** REQUIREMENTS **
Go through the data below. List every line that holds the word "JSON".

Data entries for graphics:
------------------------------
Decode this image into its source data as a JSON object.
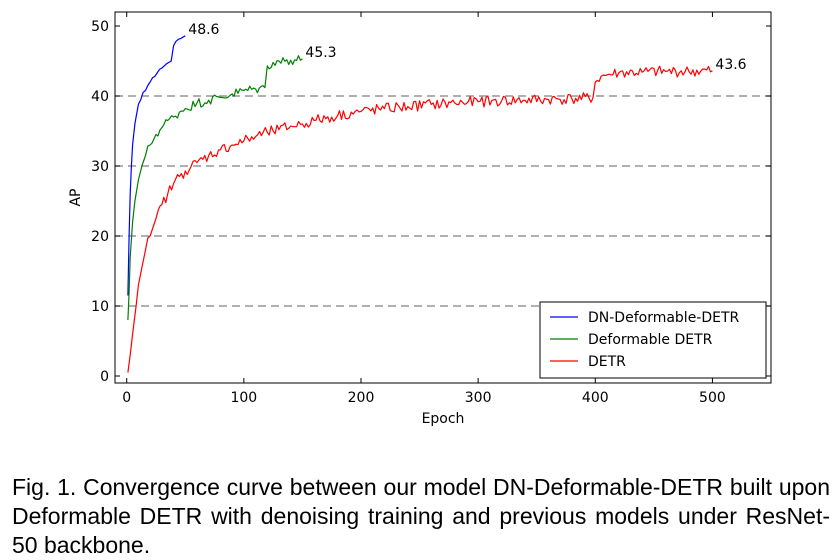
{
  "chart_data": {
    "type": "line",
    "title": "",
    "xlabel": "Epoch",
    "ylabel": "AP",
    "xlim": [
      -10,
      550
    ],
    "ylim": [
      -1,
      52
    ],
    "xticks": [
      0,
      100,
      200,
      300,
      400,
      500
    ],
    "yticks": [
      0,
      10,
      20,
      30,
      40,
      50
    ],
    "grid": "dashed horizontal at y=10, 20, 30, 40",
    "legend_position": "bottom-right",
    "series": [
      {
        "name": "DN-Deformable-DETR",
        "color": "#0000ff",
        "end_label": "48.6",
        "x": [
          1,
          2,
          3,
          4,
          5,
          6,
          7,
          8,
          10,
          12,
          14,
          16,
          18,
          20,
          22,
          24,
          26,
          28,
          30,
          32,
          34,
          36,
          38,
          40,
          42,
          44,
          46,
          48,
          50
        ],
        "y": [
          11.5,
          20.0,
          26.0,
          30.0,
          33.0,
          34.5,
          36.0,
          37.0,
          38.8,
          39.5,
          40.5,
          40.8,
          41.5,
          42.0,
          42.6,
          42.8,
          43.3,
          43.8,
          44.0,
          44.3,
          44.6,
          44.8,
          45.0,
          47.2,
          47.8,
          48.1,
          48.2,
          48.4,
          48.6
        ]
      },
      {
        "name": "Deformable DETR",
        "color": "#008000",
        "end_label": "45.3",
        "x": [
          1,
          2,
          3,
          5,
          7,
          10,
          13,
          16,
          20,
          25,
          30,
          35,
          40,
          45,
          50,
          60,
          70,
          80,
          90,
          100,
          110,
          118,
          120,
          125,
          130,
          140,
          150
        ],
        "y": [
          8.0,
          12.0,
          17.0,
          22.0,
          25.0,
          28.0,
          30.0,
          31.5,
          33.0,
          34.5,
          35.5,
          36.5,
          37.0,
          37.7,
          38.2,
          39.0,
          39.4,
          39.8,
          40.3,
          40.8,
          41.0,
          41.2,
          44.3,
          44.8,
          45.0,
          45.1,
          45.3
        ]
      },
      {
        "name": "DETR",
        "color": "#ff0000",
        "end_label": "43.6",
        "x": [
          1,
          3,
          5,
          8,
          10,
          13,
          16,
          20,
          25,
          30,
          35,
          40,
          45,
          50,
          60,
          70,
          80,
          90,
          100,
          110,
          120,
          130,
          140,
          150,
          160,
          180,
          200,
          220,
          240,
          260,
          280,
          300,
          320,
          340,
          360,
          380,
          398,
          400,
          405,
          410,
          420,
          440,
          460,
          480,
          500
        ],
        "y": [
          0.5,
          3.0,
          6.0,
          10.0,
          13.0,
          15.5,
          18.0,
          20.0,
          22.5,
          24.5,
          26.0,
          27.5,
          28.5,
          29.3,
          30.5,
          31.5,
          32.3,
          33.0,
          33.6,
          34.2,
          34.8,
          35.2,
          35.7,
          36.0,
          36.5,
          37.2,
          37.8,
          38.2,
          38.5,
          38.8,
          39.0,
          39.2,
          39.3,
          39.4,
          39.5,
          39.6,
          39.7,
          42.0,
          42.8,
          43.0,
          43.3,
          43.4,
          43.5,
          43.5,
          43.6
        ]
      }
    ]
  },
  "caption": "Fig. 1. Convergence curve between our model DN-Deformable-DETR built upon Deformable DETR with denoising training and previous models under ResNet-50 backbone."
}
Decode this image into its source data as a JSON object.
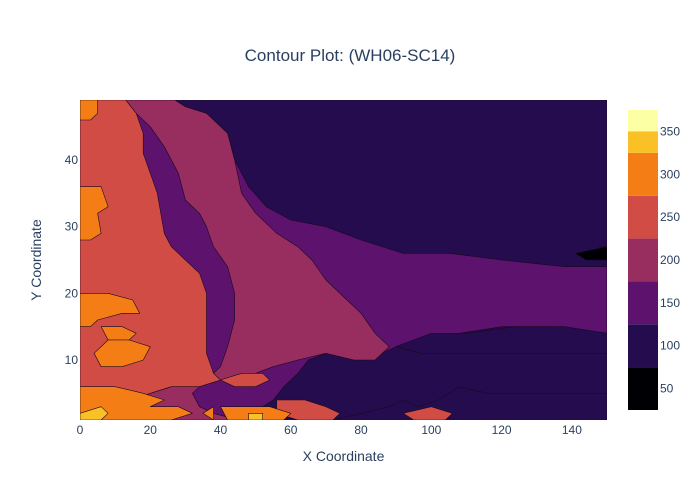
{
  "chart_data": {
    "type": "heatmap",
    "subtype": "contour",
    "title": "Contour Plot: (WH06-SC14)",
    "xlabel": "X Coordinate",
    "ylabel": "Y Coordinate",
    "xlim": [
      0,
      150
    ],
    "ylim": [
      1,
      49
    ],
    "x_ticks": [
      0,
      20,
      40,
      60,
      80,
      100,
      120,
      140
    ],
    "y_ticks": [
      10,
      20,
      30,
      40
    ],
    "colorbar": {
      "ticks": [
        50,
        100,
        150,
        200,
        250,
        300,
        350
      ],
      "range": [
        25,
        375
      ],
      "levels": [
        {
          "min": 25,
          "max": 75,
          "color": "#000004"
        },
        {
          "min": 75,
          "max": 125,
          "color": "#240c4f"
        },
        {
          "min": 125,
          "max": 175,
          "color": "#5d126e"
        },
        {
          "min": 175,
          "max": 225,
          "color": "#982d5f"
        },
        {
          "min": 225,
          "max": 275,
          "color": "#d14c45"
        },
        {
          "min": 275,
          "max": 325,
          "color": "#f57d15"
        },
        {
          "min": 325,
          "max": 375,
          "color": "#fac127"
        }
      ],
      "top_color": "#fcffa4"
    },
    "colorscale": "Inferno",
    "contour_line_color": "#1a0a1a",
    "regions": [
      {
        "level": 125,
        "points": [
          [
            0,
            49
          ],
          [
            150,
            49
          ],
          [
            150,
            1
          ],
          [
            0,
            1
          ]
        ]
      },
      {
        "level": 25,
        "points": [
          [
            47,
            49
          ],
          [
            150,
            49
          ],
          [
            150,
            36
          ],
          [
            139,
            36
          ],
          [
            125,
            37
          ],
          [
            110,
            38
          ],
          [
            95,
            40
          ],
          [
            82,
            42
          ],
          [
            68,
            45
          ],
          [
            58,
            48
          ],
          [
            50,
            49
          ]
        ]
      },
      {
        "level": 75,
        "points": [
          [
            27,
            49
          ],
          [
            150,
            49
          ],
          [
            150,
            24
          ],
          [
            138,
            24
          ],
          [
            120,
            25
          ],
          [
            105,
            26
          ],
          [
            92,
            26
          ],
          [
            80,
            28
          ],
          [
            70,
            30
          ],
          [
            60,
            31
          ],
          [
            53,
            33
          ],
          [
            48,
            36
          ],
          [
            44,
            40
          ],
          [
            42,
            44
          ],
          [
            36,
            47
          ],
          [
            30,
            48
          ]
        ]
      },
      {
        "level": 75,
        "points": [
          [
            150,
            14
          ],
          [
            136,
            15
          ],
          [
            120,
            15
          ],
          [
            108,
            14
          ],
          [
            95,
            13
          ],
          [
            90,
            12
          ],
          [
            86,
            11
          ],
          [
            82,
            10
          ],
          [
            78,
            10
          ],
          [
            70,
            11
          ],
          [
            65,
            10
          ],
          [
            62,
            8
          ],
          [
            58,
            6
          ],
          [
            55,
            4
          ],
          [
            52,
            3
          ],
          [
            50,
            2
          ],
          [
            44,
            1
          ],
          [
            150,
            1
          ]
        ]
      },
      {
        "level": 75,
        "points": [
          [
            150,
            5
          ],
          [
            132,
            5
          ],
          [
            116,
            5
          ],
          [
            108,
            6
          ],
          [
            102,
            4
          ],
          [
            96,
            3
          ],
          [
            92,
            4
          ],
          [
            88,
            3
          ],
          [
            80,
            2
          ],
          [
            72,
            1
          ],
          [
            150,
            1
          ]
        ]
      },
      {
        "level": 75,
        "points": [
          [
            150,
            14
          ],
          [
            138,
            15
          ],
          [
            124,
            15
          ],
          [
            110,
            14
          ],
          [
            100,
            14
          ],
          [
            95,
            13
          ],
          [
            90,
            12
          ],
          [
            97,
            11
          ],
          [
            110,
            11
          ],
          [
            125,
            11
          ],
          [
            140,
            11
          ],
          [
            150,
            11
          ]
        ]
      },
      {
        "level": 175,
        "points": [
          [
            13,
            49
          ],
          [
            27,
            49
          ],
          [
            30,
            48
          ],
          [
            36,
            47
          ],
          [
            42,
            44
          ],
          [
            44,
            40
          ],
          [
            46,
            35
          ],
          [
            50,
            32
          ],
          [
            56,
            29
          ],
          [
            62,
            27
          ],
          [
            66,
            25
          ],
          [
            70,
            22
          ],
          [
            76,
            19
          ],
          [
            80,
            17
          ],
          [
            84,
            14
          ],
          [
            88,
            12
          ],
          [
            84,
            10
          ],
          [
            78,
            10
          ],
          [
            70,
            11
          ],
          [
            62,
            10
          ],
          [
            55,
            9
          ],
          [
            50,
            8
          ],
          [
            40,
            7
          ],
          [
            34,
            6
          ],
          [
            32,
            5
          ],
          [
            34,
            3
          ],
          [
            38,
            2
          ],
          [
            45,
            1
          ],
          [
            12,
            1
          ],
          [
            14,
            4
          ],
          [
            20,
            5
          ],
          [
            26,
            6
          ],
          [
            36,
            7
          ],
          [
            40,
            9
          ],
          [
            42,
            12
          ],
          [
            44,
            16
          ],
          [
            44,
            20
          ],
          [
            42,
            24
          ],
          [
            38,
            27
          ],
          [
            36,
            30
          ],
          [
            34,
            32
          ],
          [
            30,
            34
          ],
          [
            28,
            38
          ],
          [
            24,
            42
          ],
          [
            20,
            45
          ],
          [
            16,
            47
          ]
        ]
      },
      {
        "level": 225,
        "points": [
          [
            0,
            49
          ],
          [
            13,
            49
          ],
          [
            16,
            47
          ],
          [
            18,
            44
          ],
          [
            18,
            41
          ],
          [
            20,
            38
          ],
          [
            22,
            35
          ],
          [
            23,
            32
          ],
          [
            24,
            29
          ],
          [
            26,
            27
          ],
          [
            30,
            25
          ],
          [
            34,
            23
          ],
          [
            36,
            20
          ],
          [
            36,
            17
          ],
          [
            36,
            14
          ],
          [
            36,
            11
          ],
          [
            38,
            8
          ],
          [
            40,
            7
          ],
          [
            34,
            6
          ],
          [
            26,
            6
          ],
          [
            20,
            5
          ],
          [
            14,
            4
          ],
          [
            12,
            1
          ],
          [
            0,
            1
          ]
        ]
      },
      {
        "level": 225,
        "points": [
          [
            40,
            7
          ],
          [
            46,
            8
          ],
          [
            52,
            8
          ],
          [
            54,
            7
          ],
          [
            50,
            6
          ],
          [
            44,
            6
          ]
        ]
      },
      {
        "level": 225,
        "points": [
          [
            56,
            4
          ],
          [
            64,
            4
          ],
          [
            70,
            3
          ],
          [
            74,
            2
          ],
          [
            72,
            1
          ],
          [
            62,
            1
          ],
          [
            56,
            2
          ]
        ]
      },
      {
        "level": 225,
        "points": [
          [
            92,
            2
          ],
          [
            100,
            3
          ],
          [
            106,
            2
          ],
          [
            104,
            1
          ],
          [
            95,
            1
          ]
        ]
      },
      {
        "level": 275,
        "points": [
          [
            0,
            49
          ],
          [
            5,
            49
          ],
          [
            5,
            47
          ],
          [
            3,
            46
          ],
          [
            0,
            46
          ]
        ]
      },
      {
        "level": 275,
        "points": [
          [
            0,
            36
          ],
          [
            6,
            36
          ],
          [
            8,
            33
          ],
          [
            5,
            32
          ],
          [
            6,
            29
          ],
          [
            3,
            28
          ],
          [
            0,
            28
          ]
        ]
      },
      {
        "level": 275,
        "points": [
          [
            0,
            20
          ],
          [
            8,
            20
          ],
          [
            15,
            19
          ],
          [
            17,
            17
          ],
          [
            12,
            17
          ],
          [
            5,
            16
          ],
          [
            3,
            15
          ],
          [
            0,
            15
          ]
        ]
      },
      {
        "level": 275,
        "points": [
          [
            6,
            15
          ],
          [
            12,
            15
          ],
          [
            16,
            14
          ],
          [
            14,
            13
          ],
          [
            8,
            13
          ]
        ]
      },
      {
        "level": 275,
        "points": [
          [
            4,
            11
          ],
          [
            8,
            13
          ],
          [
            14,
            13
          ],
          [
            20,
            12
          ],
          [
            18,
            10
          ],
          [
            12,
            9
          ],
          [
            6,
            9
          ]
        ]
      },
      {
        "level": 275,
        "points": [
          [
            0,
            6
          ],
          [
            10,
            6
          ],
          [
            18,
            5
          ],
          [
            24,
            4
          ],
          [
            20,
            3
          ],
          [
            28,
            3
          ],
          [
            32,
            2
          ],
          [
            26,
            1
          ],
          [
            0,
            1
          ]
        ]
      },
      {
        "level": 275,
        "points": [
          [
            40,
            3
          ],
          [
            54,
            3
          ],
          [
            60,
            2
          ],
          [
            58,
            1
          ],
          [
            42,
            1
          ]
        ]
      },
      {
        "level": 275,
        "points": [
          [
            35,
            2
          ],
          [
            38,
            3
          ],
          [
            38,
            1
          ]
        ]
      },
      {
        "level": 325,
        "points": [
          [
            0,
            2
          ],
          [
            6,
            3
          ],
          [
            8,
            2
          ],
          [
            6,
            1
          ],
          [
            0,
            1
          ]
        ]
      },
      {
        "level": 325,
        "points": [
          [
            48,
            2
          ],
          [
            52,
            2
          ],
          [
            52,
            1
          ],
          [
            48,
            1
          ]
        ]
      },
      {
        "level": 75,
        "points": [
          [
            148,
            27
          ],
          [
            150,
            27
          ],
          [
            150,
            25
          ],
          [
            146,
            25
          ]
        ]
      },
      {
        "level": 25,
        "points": [
          [
            141,
            26
          ],
          [
            150,
            27
          ],
          [
            150,
            25
          ],
          [
            144,
            25
          ]
        ]
      }
    ]
  }
}
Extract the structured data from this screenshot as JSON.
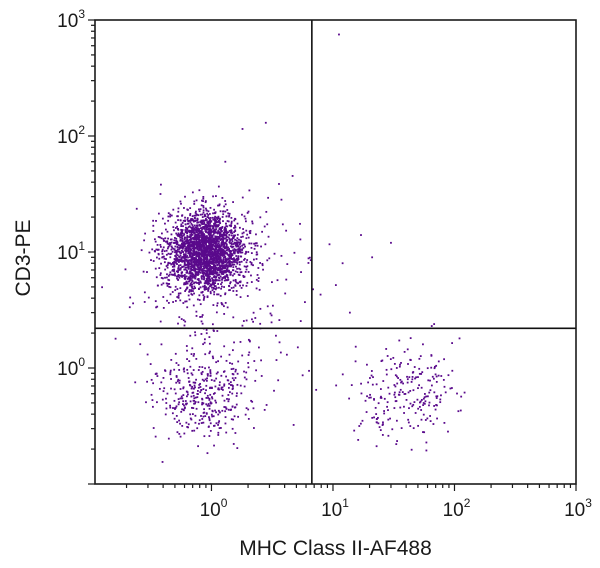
{
  "chart_data": {
    "type": "scatter",
    "title": "",
    "xlabel": "MHC Class II-AF488",
    "ylabel": "CD3-PE",
    "x_scale": "log",
    "y_scale": "log",
    "xlim": [
      0.11,
      1000
    ],
    "ylim": [
      0.1,
      1000
    ],
    "x_ticks": [
      {
        "base": "10",
        "exp": "0"
      },
      {
        "base": "10",
        "exp": "1"
      },
      {
        "base": "10",
        "exp": "2"
      },
      {
        "base": "10",
        "exp": "3"
      }
    ],
    "y_ticks": [
      {
        "base": "10",
        "exp": "0"
      },
      {
        "base": "10",
        "exp": "1"
      },
      {
        "base": "10",
        "exp": "2"
      },
      {
        "base": "10",
        "exp": "3"
      }
    ],
    "grid": false,
    "point_color": "#5a0a8c",
    "quadrant_gates": {
      "x": 6.7,
      "y": 2.2
    },
    "populations": [
      {
        "center": [
          0.9,
          10
        ],
        "spread": [
          0.16,
          0.17
        ],
        "count": 2600
      },
      {
        "center": [
          0.85,
          0.6
        ],
        "spread": [
          0.2,
          0.2
        ],
        "count": 380
      },
      {
        "center": [
          38,
          0.6
        ],
        "spread": [
          0.2,
          0.2
        ],
        "count": 230
      },
      {
        "center": [
          1.5,
          4
        ],
        "spread": [
          0.45,
          0.4
        ],
        "count": 200
      }
    ],
    "outliers": [
      [
        11.2,
        750
      ],
      [
        2.8,
        130
      ],
      [
        1.8,
        115
      ],
      [
        1.3,
        60
      ],
      [
        30,
        12
      ],
      [
        17,
        14
      ],
      [
        21,
        9
      ],
      [
        12,
        8
      ],
      [
        55,
        1.6
      ],
      [
        110,
        1.8
      ],
      [
        65,
        2.3
      ]
    ]
  }
}
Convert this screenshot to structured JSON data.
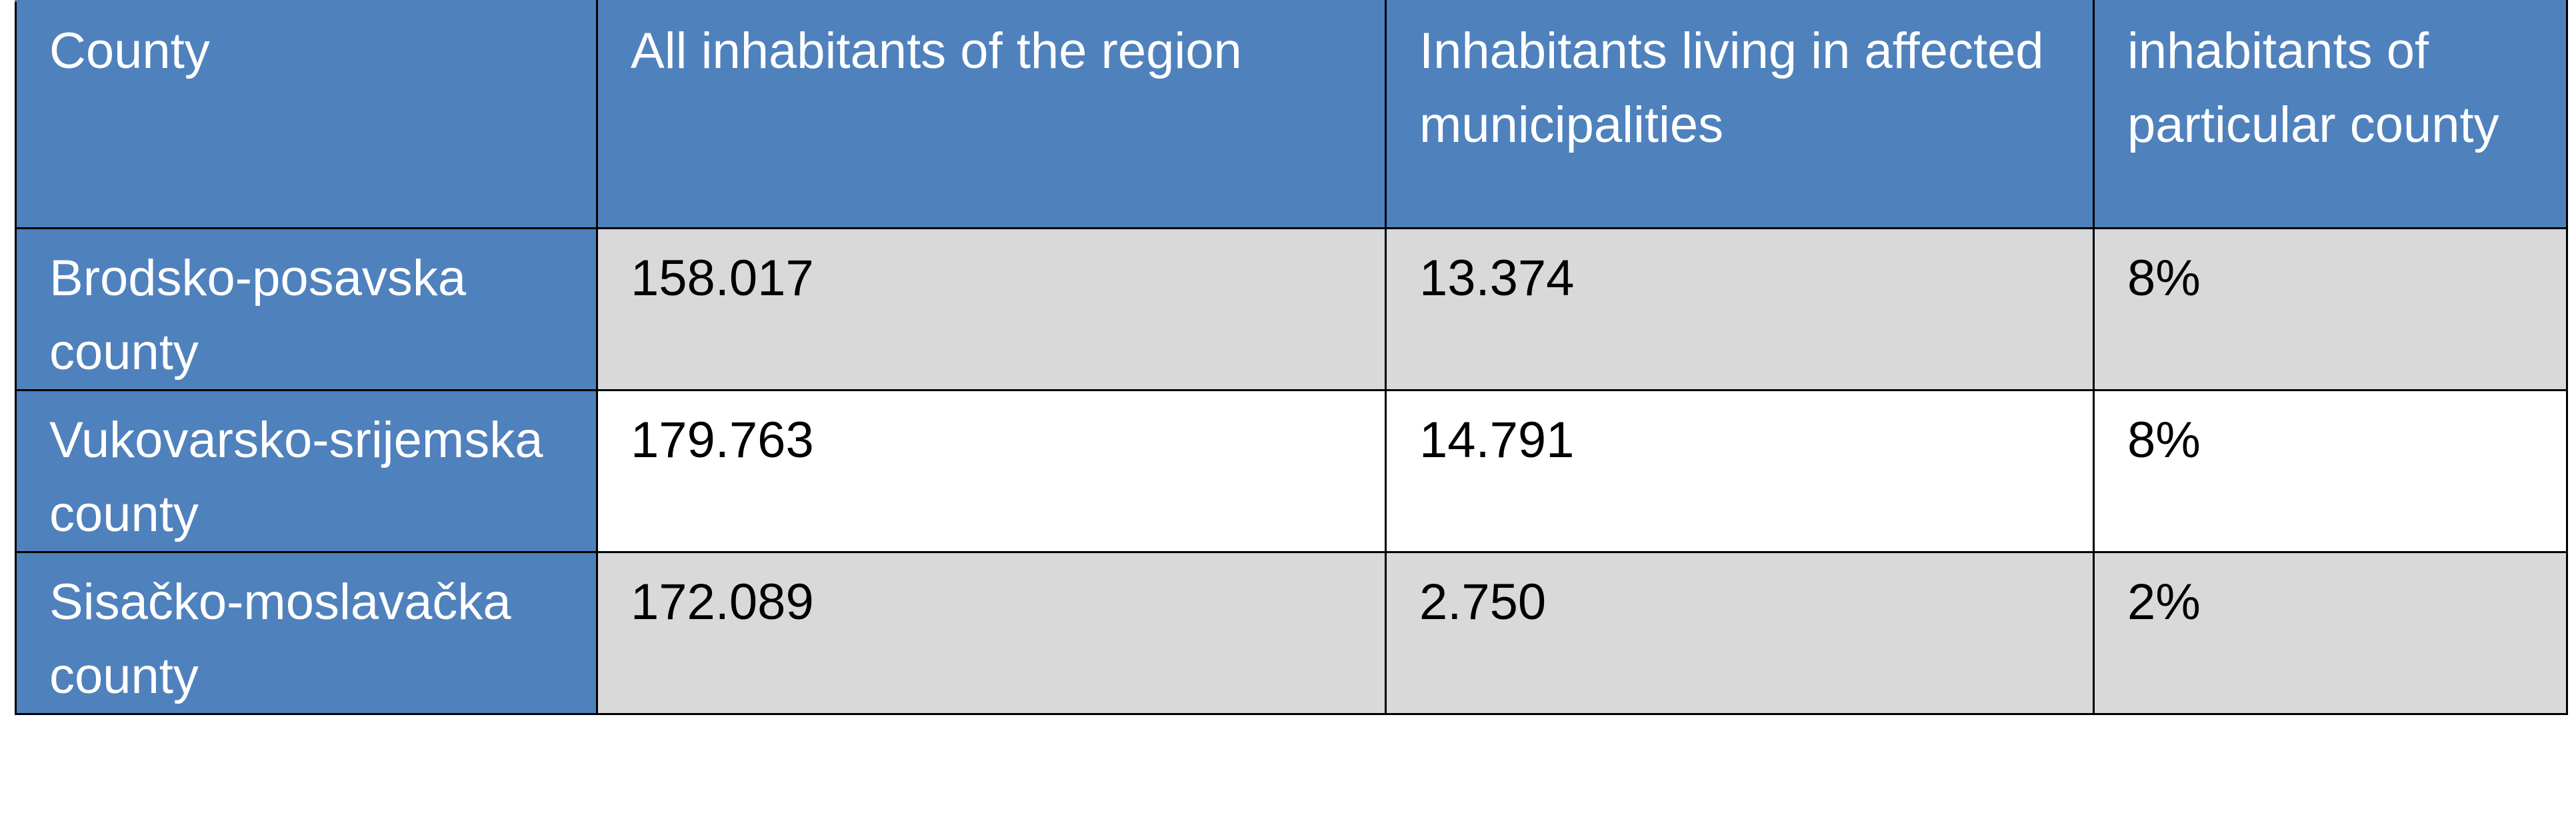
------------------------------
** WRITTEN RESPONSE **
Decode this image into its source data as a JSON object.
Decode this image into its source data as a JSON object.
Extract the structured data from this screenshot as JSON.
Convert this screenshot to structured JSON data.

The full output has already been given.